- YOUR OBJECTIVE -
Below are some records; retype all of them exactly.

- EXTRACTED RECORDS -

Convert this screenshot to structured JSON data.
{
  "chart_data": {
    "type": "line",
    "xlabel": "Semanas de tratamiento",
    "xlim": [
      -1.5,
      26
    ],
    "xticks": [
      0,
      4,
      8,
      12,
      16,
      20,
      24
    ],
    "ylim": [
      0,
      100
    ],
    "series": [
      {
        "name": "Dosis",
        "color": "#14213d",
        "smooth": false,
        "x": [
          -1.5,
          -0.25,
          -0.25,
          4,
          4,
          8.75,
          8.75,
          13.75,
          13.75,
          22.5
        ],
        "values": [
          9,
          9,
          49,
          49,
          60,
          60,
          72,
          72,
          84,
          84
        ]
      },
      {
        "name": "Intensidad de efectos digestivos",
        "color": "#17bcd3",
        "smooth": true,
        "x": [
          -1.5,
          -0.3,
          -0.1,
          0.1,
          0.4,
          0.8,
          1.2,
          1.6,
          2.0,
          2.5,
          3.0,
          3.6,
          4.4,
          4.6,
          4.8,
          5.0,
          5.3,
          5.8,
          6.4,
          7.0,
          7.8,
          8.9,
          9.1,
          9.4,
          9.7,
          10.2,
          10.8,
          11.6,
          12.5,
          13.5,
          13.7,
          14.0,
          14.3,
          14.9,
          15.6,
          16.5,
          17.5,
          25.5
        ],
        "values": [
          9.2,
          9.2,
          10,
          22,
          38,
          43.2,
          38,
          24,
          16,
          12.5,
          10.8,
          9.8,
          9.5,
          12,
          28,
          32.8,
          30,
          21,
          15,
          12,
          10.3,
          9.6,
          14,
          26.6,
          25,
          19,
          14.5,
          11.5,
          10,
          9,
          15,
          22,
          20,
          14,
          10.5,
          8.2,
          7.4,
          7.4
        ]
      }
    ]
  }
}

- WORKED ANSWER -
Convert this screenshot to structured JSON data.
{
  "chart_data": {
    "type": "line",
    "xlabel": "Semanas de tratamiento",
    "xlim": [
      -1.5,
      26
    ],
    "xticks": [
      0,
      4,
      8,
      12,
      16,
      20,
      24
    ],
    "ylim": [
      0,
      100
    ],
    "series": [
      {
        "name": "Dosis",
        "color": "#14213d",
        "smooth": false,
        "x": [
          -1.5,
          -0.25,
          -0.25,
          4,
          4,
          8.75,
          8.75,
          13.75,
          13.75,
          22.5
        ],
        "values": [
          9,
          9,
          49,
          49,
          60,
          60,
          72,
          72,
          84,
          84
        ]
      },
      {
        "name": "Intensidad de efectos digestivos",
        "color": "#17bcd3",
        "smooth": true,
        "x": [
          -1.5,
          -0.3,
          -0.1,
          0.1,
          0.4,
          0.8,
          1.2,
          1.6,
          2.0,
          2.5,
          3.0,
          3.6,
          4.4,
          4.6,
          4.8,
          5.0,
          5.3,
          5.8,
          6.4,
          7.0,
          7.8,
          8.9,
          9.1,
          9.4,
          9.7,
          10.2,
          10.8,
          11.6,
          12.5,
          13.5,
          13.7,
          14.0,
          14.3,
          14.9,
          15.6,
          16.5,
          17.5,
          25.5
        ],
        "values": [
          9.2,
          9.2,
          10,
          22,
          38,
          43.2,
          38,
          24,
          16,
          12.5,
          10.8,
          9.8,
          9.5,
          12,
          28,
          32.8,
          30,
          21,
          15,
          12,
          10.3,
          9.6,
          14,
          26.6,
          25,
          19,
          14.5,
          11.5,
          10,
          9,
          15,
          22,
          20,
          14,
          10.5,
          8.2,
          7.4,
          7.4
        ]
      }
    ]
  }
}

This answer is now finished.